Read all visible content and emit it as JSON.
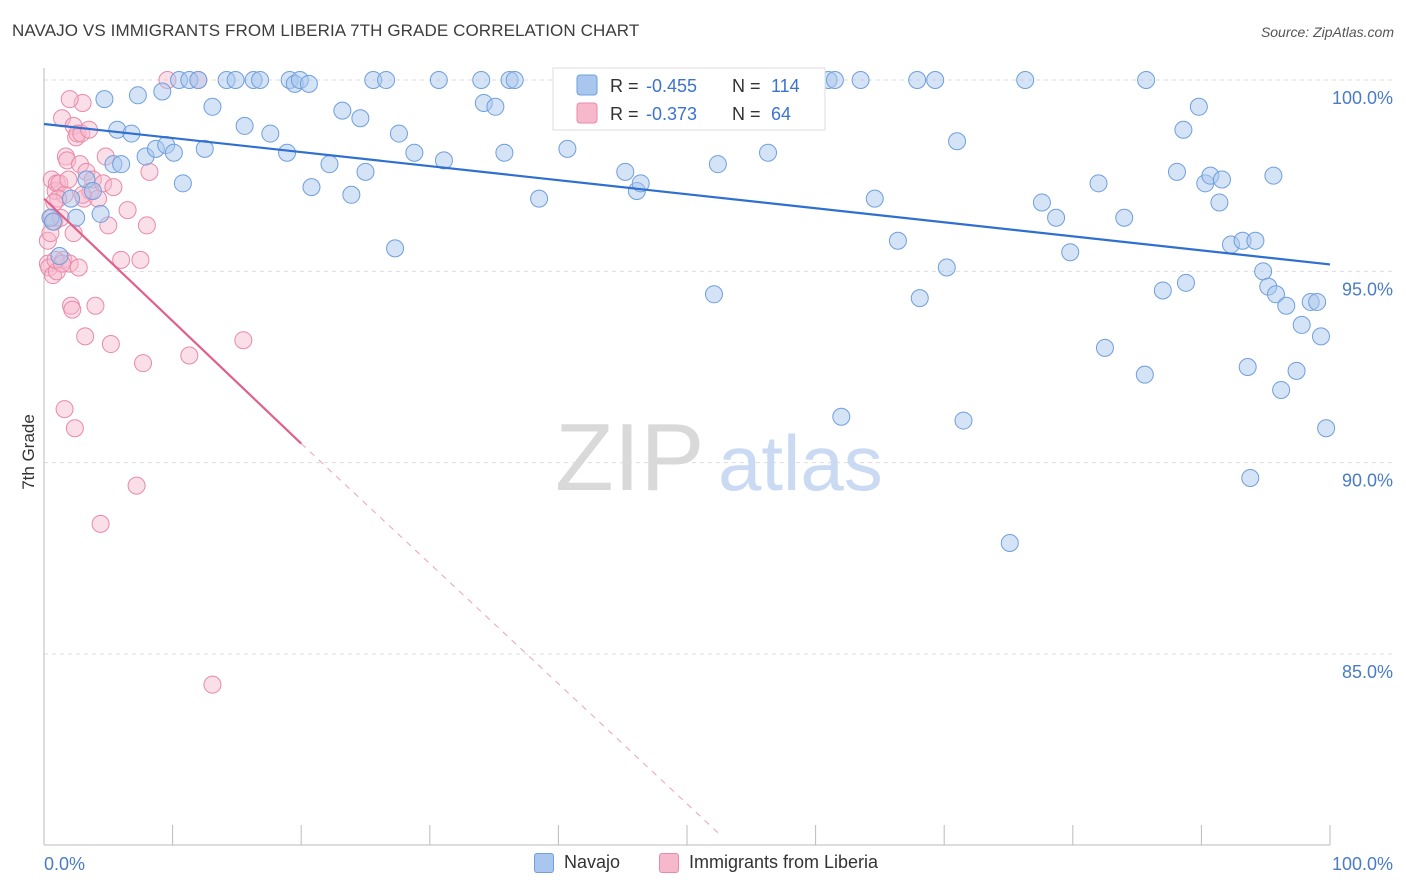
{
  "title": "NAVAJO VS IMMIGRANTS FROM LIBERIA 7TH GRADE CORRELATION CHART",
  "source": "Source: ZipAtlas.com",
  "watermark": {
    "zip": "ZIP",
    "atlas": "atlas"
  },
  "colors": {
    "navajo_fill": "#a9c7ee",
    "navajo_stroke": "#6f9fdc",
    "navajo_line": "#2f6fd0",
    "liberia_fill": "#f6b9cc",
    "liberia_stroke": "#e88aa8",
    "liberia_line": "#e0608a",
    "axis_label": "#4a7cc4",
    "grid": "#dddddd"
  },
  "legend": {
    "navajo": {
      "r_label": "R =",
      "r_value": "-0.455",
      "n_label": "N =",
      "n_value": "114"
    },
    "liberia": {
      "r_label": "R =",
      "r_value": "-0.373",
      "n_label": "N =",
      "n_value": "64"
    }
  },
  "bottom_legend": {
    "navajo": "Navajo",
    "liberia": "Immigrants from Liberia"
  },
  "chart_data": {
    "type": "scatter",
    "title": "NAVAJO VS IMMIGRANTS FROM LIBERIA 7TH GRADE CORRELATION CHART",
    "xlabel": "",
    "ylabel": "7th Grade",
    "xlim": [
      0,
      100
    ],
    "ylim": [
      80.5,
      100.5
    ],
    "x_tick_labels": [
      "0.0%",
      "100.0%"
    ],
    "y_ticks": [
      85,
      90,
      95,
      100
    ],
    "y_tick_labels": [
      "85.0%",
      "90.0%",
      "95.0%",
      "100.0%"
    ],
    "grid": true,
    "legend_position": "top-center",
    "series": [
      {
        "name": "Navajo",
        "r": -0.455,
        "n": 114,
        "trend": {
          "x": [
            0,
            100
          ],
          "y": [
            98.85,
            95.18
          ]
        },
        "points": [
          [
            0.5,
            96.4
          ],
          [
            0.7,
            96.3
          ],
          [
            1.2,
            95.4
          ],
          [
            2.1,
            96.9
          ],
          [
            2.5,
            96.4
          ],
          [
            3.3,
            97.4
          ],
          [
            3.8,
            97.1
          ],
          [
            4.4,
            96.5
          ],
          [
            4.7,
            99.5
          ],
          [
            5.4,
            97.8
          ],
          [
            5.7,
            98.7
          ],
          [
            6.0,
            97.8
          ],
          [
            6.8,
            98.6
          ],
          [
            7.3,
            99.6
          ],
          [
            7.9,
            98.0
          ],
          [
            8.7,
            98.2
          ],
          [
            9.2,
            99.7
          ],
          [
            9.5,
            98.3
          ],
          [
            10.1,
            98.1
          ],
          [
            10.5,
            100.0
          ],
          [
            10.8,
            97.3
          ],
          [
            11.3,
            100.0
          ],
          [
            12.0,
            100.0
          ],
          [
            12.5,
            98.2
          ],
          [
            13.1,
            99.3
          ],
          [
            14.2,
            100.0
          ],
          [
            14.9,
            100.0
          ],
          [
            15.6,
            98.8
          ],
          [
            16.3,
            100.0
          ],
          [
            16.8,
            100.0
          ],
          [
            17.6,
            98.6
          ],
          [
            18.9,
            98.1
          ],
          [
            19.1,
            100.0
          ],
          [
            19.5,
            99.9
          ],
          [
            19.9,
            100.0
          ],
          [
            20.6,
            99.9
          ],
          [
            20.8,
            97.2
          ],
          [
            22.2,
            97.8
          ],
          [
            23.2,
            99.2
          ],
          [
            23.9,
            97.0
          ],
          [
            24.6,
            99.0
          ],
          [
            25.0,
            97.6
          ],
          [
            25.6,
            100.0
          ],
          [
            26.6,
            100.0
          ],
          [
            27.3,
            95.6
          ],
          [
            27.6,
            98.6
          ],
          [
            28.8,
            98.1
          ],
          [
            30.7,
            100.0
          ],
          [
            31.1,
            97.9
          ],
          [
            34.0,
            100.0
          ],
          [
            34.2,
            99.4
          ],
          [
            35.1,
            99.3
          ],
          [
            35.8,
            98.1
          ],
          [
            36.2,
            100.0
          ],
          [
            36.6,
            100.0
          ],
          [
            38.5,
            96.9
          ],
          [
            40.7,
            98.2
          ],
          [
            44.7,
            100.0
          ],
          [
            45.2,
            97.6
          ],
          [
            46.1,
            97.1
          ],
          [
            46.4,
            97.3
          ],
          [
            52.1,
            94.4
          ],
          [
            52.4,
            97.8
          ],
          [
            53.3,
            100.0
          ],
          [
            56.3,
            98.1
          ],
          [
            58.6,
            100.0
          ],
          [
            61.0,
            100.0
          ],
          [
            61.5,
            100.0
          ],
          [
            62.0,
            91.2
          ],
          [
            63.5,
            100.0
          ],
          [
            64.6,
            96.9
          ],
          [
            66.4,
            95.8
          ],
          [
            67.9,
            100.0
          ],
          [
            68.1,
            94.3
          ],
          [
            69.3,
            100.0
          ],
          [
            70.2,
            95.1
          ],
          [
            71.0,
            98.4
          ],
          [
            71.5,
            91.1
          ],
          [
            75.1,
            87.9
          ],
          [
            76.3,
            100.0
          ],
          [
            77.6,
            96.8
          ],
          [
            78.7,
            96.4
          ],
          [
            79.8,
            95.5
          ],
          [
            82.0,
            97.3
          ],
          [
            82.5,
            93.0
          ],
          [
            84.0,
            96.4
          ],
          [
            85.6,
            92.3
          ],
          [
            85.7,
            100.0
          ],
          [
            87.0,
            94.5
          ],
          [
            88.1,
            97.6
          ],
          [
            88.6,
            98.7
          ],
          [
            88.8,
            94.7
          ],
          [
            89.8,
            99.3
          ],
          [
            90.3,
            97.3
          ],
          [
            90.7,
            97.5
          ],
          [
            91.4,
            96.8
          ],
          [
            91.6,
            97.4
          ],
          [
            92.3,
            95.7
          ],
          [
            93.2,
            95.8
          ],
          [
            93.6,
            92.5
          ],
          [
            93.8,
            89.6
          ],
          [
            94.2,
            95.8
          ],
          [
            94.8,
            95.0
          ],
          [
            95.2,
            94.6
          ],
          [
            95.6,
            97.5
          ],
          [
            95.8,
            94.4
          ],
          [
            96.2,
            91.9
          ],
          [
            96.6,
            94.1
          ],
          [
            97.4,
            92.4
          ],
          [
            97.8,
            93.6
          ],
          [
            98.5,
            94.2
          ],
          [
            99.0,
            94.2
          ],
          [
            99.3,
            93.3
          ],
          [
            99.7,
            90.9
          ]
        ]
      },
      {
        "name": "Immigrants from Liberia",
        "r": -0.373,
        "n": 64,
        "trend": {
          "x": [
            0,
            20
          ],
          "y": [
            96.9,
            90.5
          ]
        },
        "trend_dashed": {
          "x": [
            20,
            52.5
          ],
          "y": [
            90.5,
            80.3
          ]
        },
        "points": [
          [
            0.3,
            95.8
          ],
          [
            0.3,
            95.2
          ],
          [
            0.4,
            95.1
          ],
          [
            0.5,
            96.0
          ],
          [
            0.6,
            97.4
          ],
          [
            0.6,
            96.4
          ],
          [
            0.7,
            94.9
          ],
          [
            0.8,
            96.3
          ],
          [
            0.9,
            97.1
          ],
          [
            1.0,
            95.0
          ],
          [
            1.0,
            97.3
          ],
          [
            1.2,
            97.3
          ],
          [
            1.3,
            96.4
          ],
          [
            1.4,
            99.0
          ],
          [
            1.5,
            95.3
          ],
          [
            1.6,
            97.0
          ],
          [
            1.6,
            91.4
          ],
          [
            1.7,
            98.0
          ],
          [
            1.8,
            97.9
          ],
          [
            1.9,
            97.4
          ],
          [
            2.0,
            95.2
          ],
          [
            2.1,
            94.1
          ],
          [
            2.2,
            94.0
          ],
          [
            2.3,
            98.8
          ],
          [
            2.3,
            96.0
          ],
          [
            2.4,
            90.9
          ],
          [
            2.5,
            98.5
          ],
          [
            2.6,
            98.6
          ],
          [
            2.7,
            95.1
          ],
          [
            2.8,
            97.8
          ],
          [
            2.9,
            98.6
          ],
          [
            3.0,
            99.4
          ],
          [
            3.1,
            96.9
          ],
          [
            3.2,
            93.3
          ],
          [
            3.3,
            97.6
          ],
          [
            3.5,
            98.7
          ],
          [
            3.6,
            97.1
          ],
          [
            3.8,
            97.4
          ],
          [
            4.0,
            94.1
          ],
          [
            4.2,
            96.9
          ],
          [
            4.4,
            88.4
          ],
          [
            4.6,
            97.3
          ],
          [
            4.8,
            98.0
          ],
          [
            5.0,
            96.2
          ],
          [
            5.2,
            93.1
          ],
          [
            5.4,
            97.2
          ],
          [
            6.0,
            95.3
          ],
          [
            6.5,
            96.6
          ],
          [
            7.5,
            95.3
          ],
          [
            7.7,
            92.6
          ],
          [
            8.0,
            96.2
          ],
          [
            8.2,
            97.6
          ],
          [
            7.2,
            89.4
          ],
          [
            11.3,
            92.8
          ],
          [
            12.0,
            100.0
          ],
          [
            13.1,
            84.2
          ],
          [
            15.5,
            93.2
          ],
          [
            9.6,
            100.0
          ],
          [
            1.1,
            96.9
          ],
          [
            2.0,
            99.5
          ],
          [
            0.9,
            95.3
          ],
          [
            1.4,
            95.2
          ],
          [
            3.0,
            97.0
          ],
          [
            0.8,
            96.8
          ]
        ]
      }
    ]
  }
}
===============
**EXERCISE REQUIREMENTS**: Give the number of lines that carry the word "title", with nothing added.

**CORRECT RESPONSE**: 2